**EXERCISE TASK**
All lines below must be repeated exactly, with the pictures omitted.

** Begin RECORDS TO PROCESS **

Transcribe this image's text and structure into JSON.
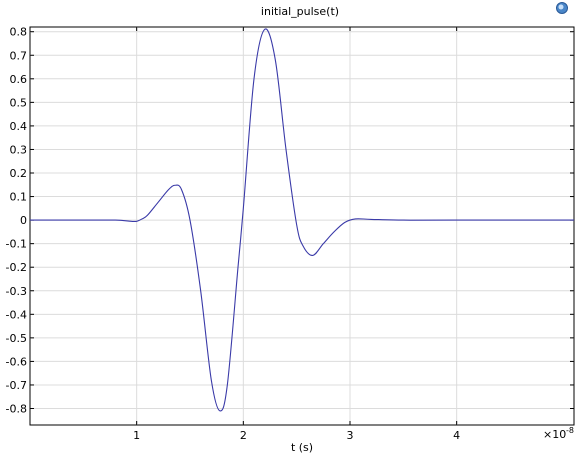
{
  "chart_data": {
    "type": "line",
    "title": "initial_pulse(t)",
    "xlabel": "t (s)",
    "ylabel": "",
    "x_scale_label": "×10",
    "x_scale_exponent": "-8",
    "xlim": [
      0,
      5.1
    ],
    "ylim": [
      -0.87,
      0.82
    ],
    "x_ticks": [
      1,
      2,
      3,
      4
    ],
    "x_tick_labels": [
      "1",
      "2",
      "3",
      "4"
    ],
    "y_ticks": [
      0.8,
      0.7,
      0.6,
      0.5,
      0.4,
      0.3,
      0.2,
      0.1,
      0,
      -0.1,
      -0.2,
      -0.3,
      -0.4,
      -0.5,
      -0.6,
      -0.7,
      -0.8
    ],
    "y_tick_labels": [
      "0.8",
      "0.7",
      "0.6",
      "0.5",
      "0.4",
      "0.3",
      "0.2",
      "0.1",
      "0",
      "-0.1",
      "-0.2",
      "-0.3",
      "-0.4",
      "-0.5",
      "-0.6",
      "-0.7",
      "-0.8"
    ],
    "grid": true,
    "line_color": "#3a3aa8",
    "series": [
      {
        "x": [
          0,
          0.5,
          0.8,
          0.95,
          1.0,
          1.05,
          1.1,
          1.2,
          1.3,
          1.36,
          1.42,
          1.5,
          1.6,
          1.7,
          1.78,
          1.85,
          1.95,
          2.0,
          2.1,
          2.2,
          2.3,
          2.4,
          2.5,
          2.56,
          2.65,
          2.75,
          2.85,
          2.95,
          3.05,
          3.2,
          3.5,
          4.0,
          5.1
        ],
        "y": [
          0,
          0,
          0,
          -0.005,
          -0.005,
          0.005,
          0.02,
          0.075,
          0.13,
          0.148,
          0.13,
          0.0,
          -0.3,
          -0.68,
          -0.81,
          -0.7,
          -0.2,
          0.05,
          0.6,
          0.81,
          0.68,
          0.3,
          -0.02,
          -0.11,
          -0.15,
          -0.1,
          -0.05,
          -0.01,
          0.005,
          0.003,
          0,
          0,
          0
        ]
      }
    ]
  },
  "icons": {
    "corner_icon": "comsol-logo-icon"
  }
}
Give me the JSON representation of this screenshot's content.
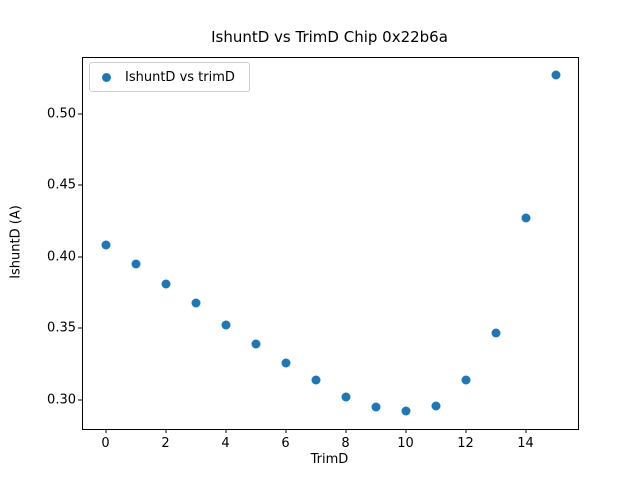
{
  "figure": {
    "background": "#ffffff"
  },
  "chart_data": {
    "type": "scatter",
    "title": "IshuntD vs TrimD Chip 0x22b6a",
    "xlabel": "TrimD",
    "ylabel": "IshuntD (A)",
    "legend": {
      "label": "IshuntD vs trimD",
      "position": "upper left"
    },
    "marker_color": "#1f77b4",
    "x": [
      0,
      1,
      2,
      3,
      4,
      5,
      6,
      7,
      8,
      9,
      10,
      11,
      12,
      13,
      14,
      15
    ],
    "y": [
      0.408,
      0.395,
      0.381,
      0.368,
      0.352,
      0.339,
      0.326,
      0.314,
      0.302,
      0.295,
      0.292,
      0.296,
      0.314,
      0.347,
      0.427,
      0.527
    ],
    "xticks": [
      0,
      2,
      4,
      6,
      8,
      10,
      12,
      14
    ],
    "yticks": [
      0.3,
      0.35,
      0.4,
      0.45,
      0.5
    ],
    "xlim": [
      -0.75,
      15.75
    ],
    "ylim": [
      0.2797,
      0.5388
    ],
    "grid": false
  }
}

** End RECORDS TO PROCESS **

**OUTPUT BELOW**
Transcribe this image's text and structure into JSON.
{
  "chart_data": {
    "type": "line",
    "title": "initial_pulse(t)",
    "xlabel": "t (s)",
    "ylabel": "",
    "x_scale_label": "×10",
    "x_scale_exponent": "-8",
    "xlim": [
      0,
      5.1
    ],
    "ylim": [
      -0.87,
      0.82
    ],
    "x_ticks": [
      1,
      2,
      3,
      4
    ],
    "x_tick_labels": [
      "1",
      "2",
      "3",
      "4"
    ],
    "y_ticks": [
      0.8,
      0.7,
      0.6,
      0.5,
      0.4,
      0.3,
      0.2,
      0.1,
      0,
      -0.1,
      -0.2,
      -0.3,
      -0.4,
      -0.5,
      -0.6,
      -0.7,
      -0.8
    ],
    "y_tick_labels": [
      "0.8",
      "0.7",
      "0.6",
      "0.5",
      "0.4",
      "0.3",
      "0.2",
      "0.1",
      "0",
      "-0.1",
      "-0.2",
      "-0.3",
      "-0.4",
      "-0.5",
      "-0.6",
      "-0.7",
      "-0.8"
    ],
    "grid": true,
    "line_color": "#3a3aa8",
    "series": [
      {
        "x": [
          0,
          0.5,
          0.8,
          0.95,
          1.0,
          1.05,
          1.1,
          1.2,
          1.3,
          1.36,
          1.42,
          1.5,
          1.6,
          1.7,
          1.78,
          1.85,
          1.95,
          2.0,
          2.1,
          2.2,
          2.3,
          2.4,
          2.5,
          2.56,
          2.65,
          2.75,
          2.85,
          2.95,
          3.05,
          3.2,
          3.5,
          4.0,
          5.1
        ],
        "y": [
          0,
          0,
          0,
          -0.005,
          -0.005,
          0.005,
          0.02,
          0.075,
          0.13,
          0.148,
          0.13,
          0.0,
          -0.3,
          -0.68,
          -0.81,
          -0.7,
          -0.2,
          0.05,
          0.6,
          0.81,
          0.68,
          0.3,
          -0.02,
          -0.11,
          -0.15,
          -0.1,
          -0.05,
          -0.01,
          0.005,
          0.003,
          0,
          0,
          0
        ]
      }
    ]
  },
  "icons": {
    "corner_icon": "comsol-logo-icon"
  }
}
Give me the JSON representation of this screenshot's content.
{
  "figure": {
    "background": "#ffffff"
  },
  "chart_data": {
    "type": "scatter",
    "title": "IshuntD vs TrimD Chip 0x22b6a",
    "xlabel": "TrimD",
    "ylabel": "IshuntD (A)",
    "legend": {
      "label": "IshuntD vs trimD",
      "position": "upper left"
    },
    "marker_color": "#1f77b4",
    "x": [
      0,
      1,
      2,
      3,
      4,
      5,
      6,
      7,
      8,
      9,
      10,
      11,
      12,
      13,
      14,
      15
    ],
    "y": [
      0.408,
      0.395,
      0.381,
      0.368,
      0.352,
      0.339,
      0.326,
      0.314,
      0.302,
      0.295,
      0.292,
      0.296,
      0.314,
      0.347,
      0.427,
      0.527
    ],
    "xticks": [
      0,
      2,
      4,
      6,
      8,
      10,
      12,
      14
    ],
    "yticks": [
      0.3,
      0.35,
      0.4,
      0.45,
      0.5
    ],
    "xlim": [
      -0.75,
      15.75
    ],
    "ylim": [
      0.2797,
      0.5388
    ],
    "grid": false
  }
}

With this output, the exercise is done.